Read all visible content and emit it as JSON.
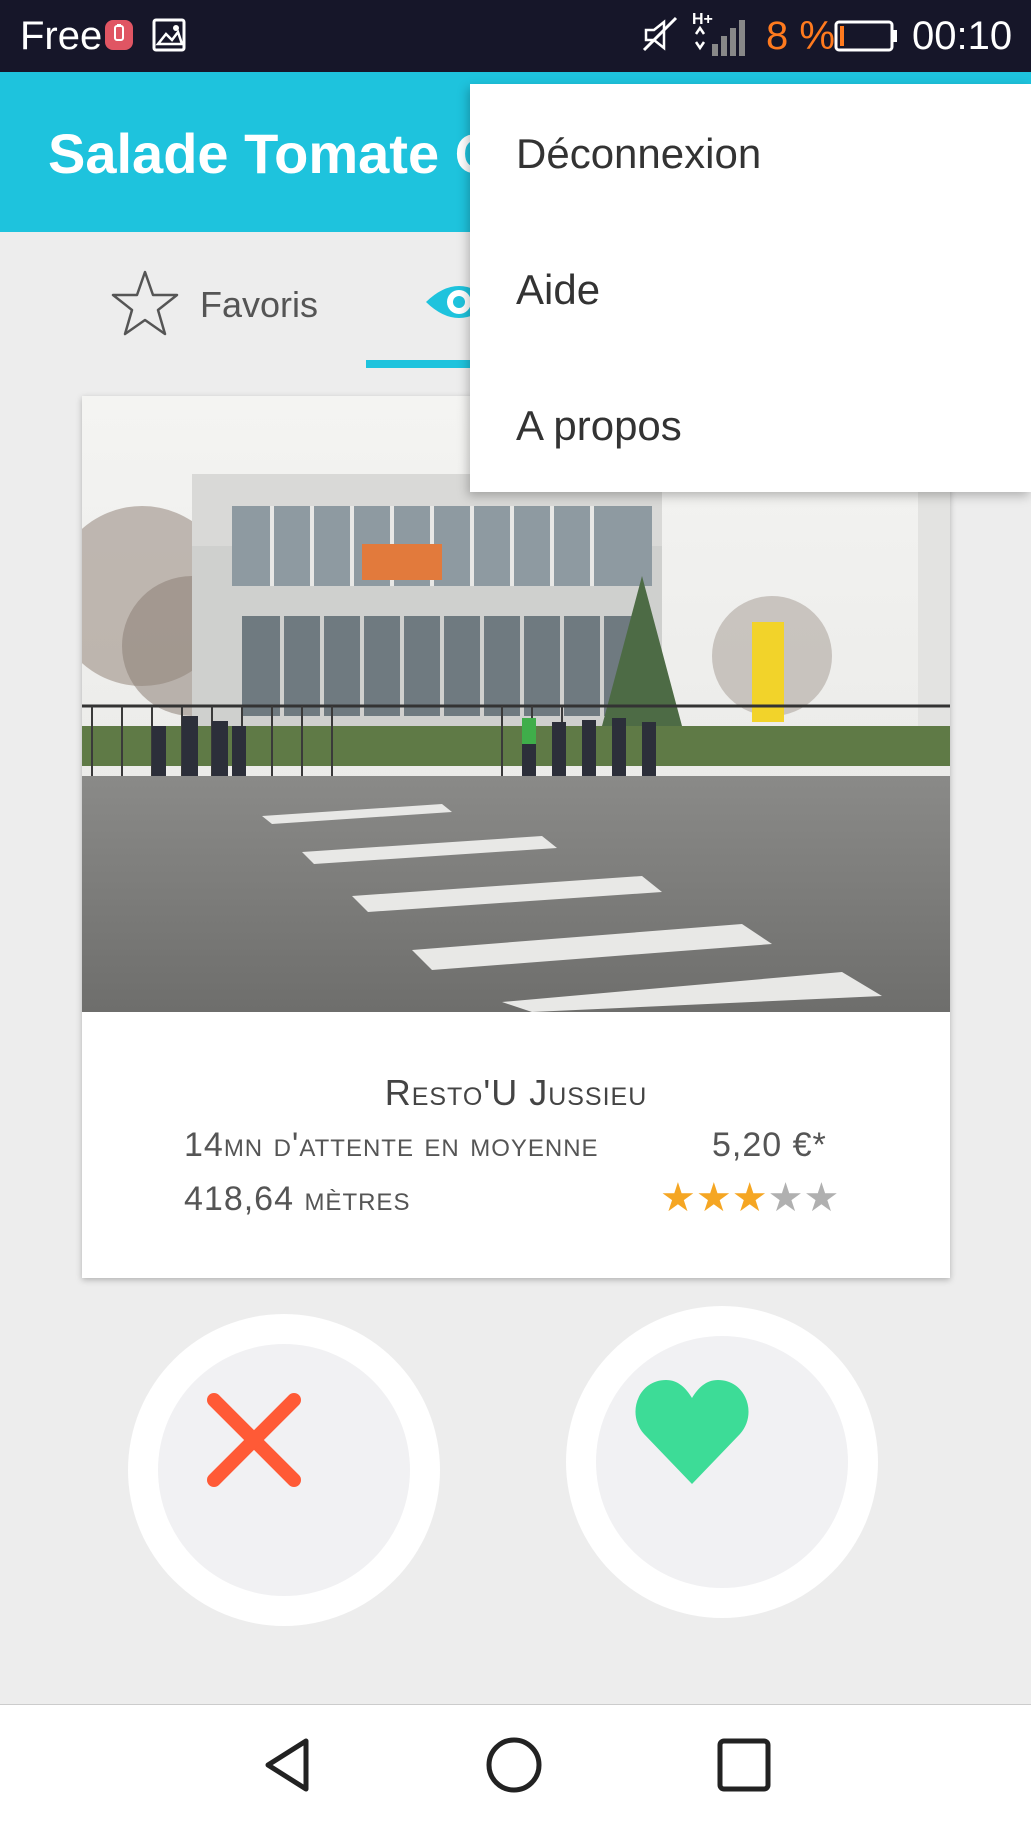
{
  "status_bar": {
    "carrier": "Free",
    "battery_percent": "8 %",
    "time": "00:10",
    "accent_color": "#ff7a1e",
    "icons": [
      "battery-alert-notification-icon",
      "gallery-notification-icon",
      "mute-icon",
      "signal-hplus-icon",
      "battery-icon"
    ]
  },
  "app_bar": {
    "title": "Salade Tomate Oignon",
    "color": "#1ec3dd"
  },
  "tabs": [
    {
      "label": "Favoris",
      "icon": "star-icon"
    },
    {
      "label": "",
      "icon": "eye-icon",
      "selected": true
    }
  ],
  "card": {
    "name": "Resto'U Jussieu",
    "wait": "14mn d'attente en moyenne",
    "price": "5,20 €*",
    "distance": "418,64 mètres",
    "rating": 3,
    "rating_max": 5,
    "photo": "restaurant-building-photo"
  },
  "actions": {
    "dislike_icon": "close-icon",
    "dislike_color": "#ff5a36",
    "like_icon": "heart-icon",
    "like_color": "#3ddc97"
  },
  "menu": {
    "items": [
      "Déconnexion",
      "Aide",
      "A propos"
    ]
  },
  "nav": {
    "icons": [
      "back-icon",
      "home-icon",
      "recents-icon"
    ]
  }
}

○ ○ ○ ○ ○

## AIM OF THE TASK
Leave the pictures out and reproduce all of the records exactly.

## TASK RESPONSE
Read all visible content and emit it as JSON.
{
  "status_bar": {
    "carrier": "Free",
    "battery_percent": "8 %",
    "time": "00:10",
    "accent_color": "#ff7a1e",
    "icons": [
      "battery-alert-notification-icon",
      "gallery-notification-icon",
      "mute-icon",
      "signal-hplus-icon",
      "battery-icon"
    ]
  },
  "app_bar": {
    "title": "Salade Tomate Oignon",
    "color": "#1ec3dd"
  },
  "tabs": [
    {
      "label": "Favoris",
      "icon": "star-icon"
    },
    {
      "label": "",
      "icon": "eye-icon",
      "selected": true
    }
  ],
  "card": {
    "name": "Resto'U Jussieu",
    "wait": "14mn d'attente en moyenne",
    "price": "5,20 €*",
    "distance": "418,64 mètres",
    "rating": 3,
    "rating_max": 5,
    "photo": "restaurant-building-photo"
  },
  "actions": {
    "dislike_icon": "close-icon",
    "dislike_color": "#ff5a36",
    "like_icon": "heart-icon",
    "like_color": "#3ddc97"
  },
  "menu": {
    "items": [
      "Déconnexion",
      "Aide",
      "A propos"
    ]
  },
  "nav": {
    "icons": [
      "back-icon",
      "home-icon",
      "recents-icon"
    ]
  }
}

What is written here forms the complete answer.